## begin

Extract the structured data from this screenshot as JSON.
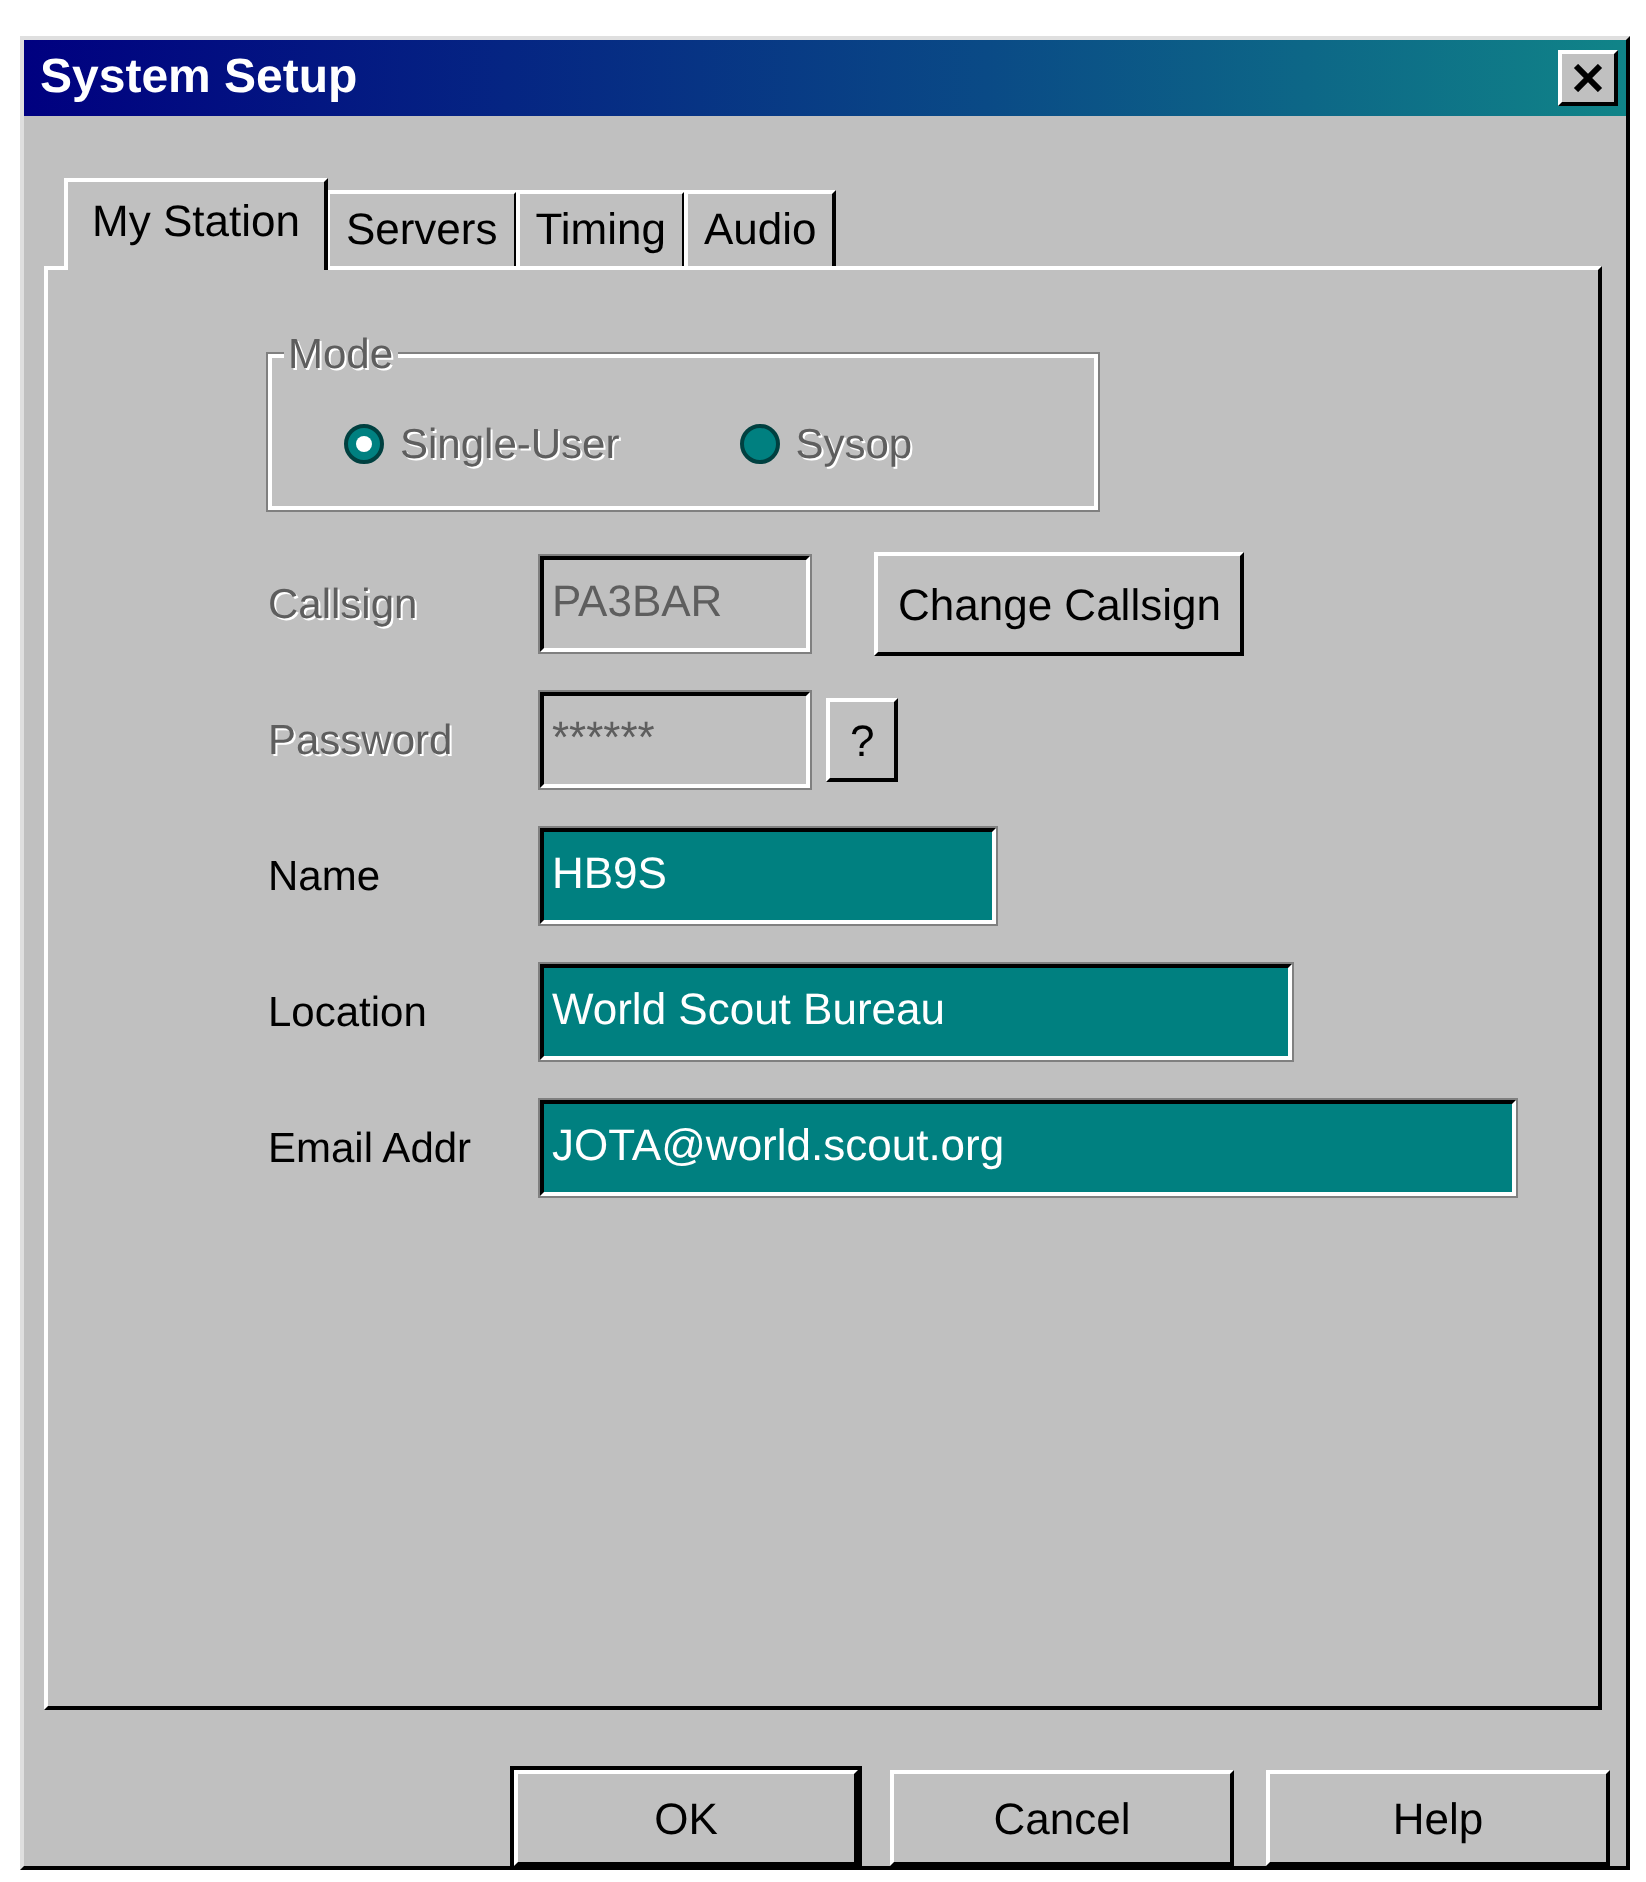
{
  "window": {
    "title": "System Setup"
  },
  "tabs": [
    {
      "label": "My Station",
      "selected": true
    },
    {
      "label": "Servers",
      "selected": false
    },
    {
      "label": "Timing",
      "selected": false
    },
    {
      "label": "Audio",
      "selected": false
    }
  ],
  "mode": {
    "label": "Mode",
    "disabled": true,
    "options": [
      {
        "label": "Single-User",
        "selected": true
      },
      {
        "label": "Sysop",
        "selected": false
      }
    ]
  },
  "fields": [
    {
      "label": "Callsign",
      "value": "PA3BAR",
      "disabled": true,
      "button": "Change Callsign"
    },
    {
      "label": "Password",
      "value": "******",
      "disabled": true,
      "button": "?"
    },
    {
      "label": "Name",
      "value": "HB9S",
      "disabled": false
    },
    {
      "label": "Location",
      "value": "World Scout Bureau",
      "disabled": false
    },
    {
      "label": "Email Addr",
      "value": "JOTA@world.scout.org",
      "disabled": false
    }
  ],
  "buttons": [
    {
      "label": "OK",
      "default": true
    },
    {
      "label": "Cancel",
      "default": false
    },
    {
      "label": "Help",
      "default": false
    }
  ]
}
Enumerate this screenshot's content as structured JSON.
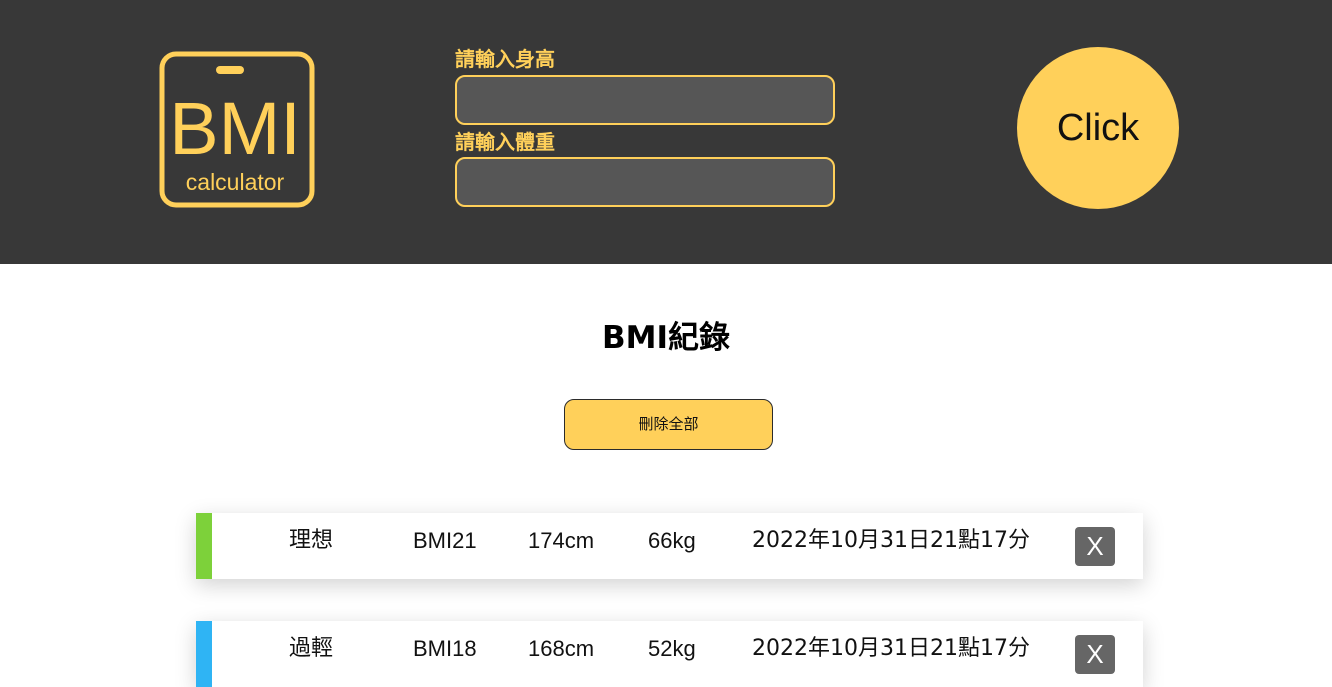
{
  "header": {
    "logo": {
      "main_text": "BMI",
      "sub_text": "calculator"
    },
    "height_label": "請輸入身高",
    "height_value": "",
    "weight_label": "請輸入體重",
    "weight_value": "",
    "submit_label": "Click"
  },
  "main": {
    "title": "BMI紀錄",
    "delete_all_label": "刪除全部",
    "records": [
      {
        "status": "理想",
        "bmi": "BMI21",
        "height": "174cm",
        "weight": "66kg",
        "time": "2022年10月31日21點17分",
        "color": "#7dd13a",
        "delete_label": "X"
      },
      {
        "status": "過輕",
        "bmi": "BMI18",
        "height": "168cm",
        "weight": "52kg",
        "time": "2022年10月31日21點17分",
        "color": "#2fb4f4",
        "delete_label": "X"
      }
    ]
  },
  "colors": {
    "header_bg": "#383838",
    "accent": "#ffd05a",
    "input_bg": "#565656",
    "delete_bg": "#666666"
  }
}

## end

- STATED TASK -
Your copy should hold every record word for word and none of the pictures.

- SOLUTION TO THE EXERCISE -
Extract the structured data from this screenshot as JSON.
{
  "window": {
    "title": "System Setup"
  },
  "tabs": [
    {
      "label": "My Station",
      "selected": true
    },
    {
      "label": "Servers",
      "selected": false
    },
    {
      "label": "Timing",
      "selected": false
    },
    {
      "label": "Audio",
      "selected": false
    }
  ],
  "mode": {
    "label": "Mode",
    "disabled": true,
    "options": [
      {
        "label": "Single-User",
        "selected": true
      },
      {
        "label": "Sysop",
        "selected": false
      }
    ]
  },
  "fields": [
    {
      "label": "Callsign",
      "value": "PA3BAR",
      "disabled": true,
      "button": "Change Callsign"
    },
    {
      "label": "Password",
      "value": "******",
      "disabled": true,
      "button": "?"
    },
    {
      "label": "Name",
      "value": "HB9S",
      "disabled": false
    },
    {
      "label": "Location",
      "value": "World Scout Bureau",
      "disabled": false
    },
    {
      "label": "Email Addr",
      "value": "JOTA@world.scout.org",
      "disabled": false
    }
  ],
  "buttons": [
    {
      "label": "OK",
      "default": true
    },
    {
      "label": "Cancel",
      "default": false
    },
    {
      "label": "Help",
      "default": false
    }
  ]
}
Enumerate this screenshot's content as structured JSON.
{
  "header": {
    "logo": {
      "main_text": "BMI",
      "sub_text": "calculator"
    },
    "height_label": "請輸入身高",
    "height_value": "",
    "weight_label": "請輸入體重",
    "weight_value": "",
    "submit_label": "Click"
  },
  "main": {
    "title": "BMI紀錄",
    "delete_all_label": "刪除全部",
    "records": [
      {
        "status": "理想",
        "bmi": "BMI21",
        "height": "174cm",
        "weight": "66kg",
        "time": "2022年10月31日21點17分",
        "color": "#7dd13a",
        "delete_label": "X"
      },
      {
        "status": "過輕",
        "bmi": "BMI18",
        "height": "168cm",
        "weight": "52kg",
        "time": "2022年10月31日21點17分",
        "color": "#2fb4f4",
        "delete_label": "X"
      }
    ]
  },
  "colors": {
    "header_bg": "#383838",
    "accent": "#ffd05a",
    "input_bg": "#565656",
    "delete_bg": "#666666"
  }
}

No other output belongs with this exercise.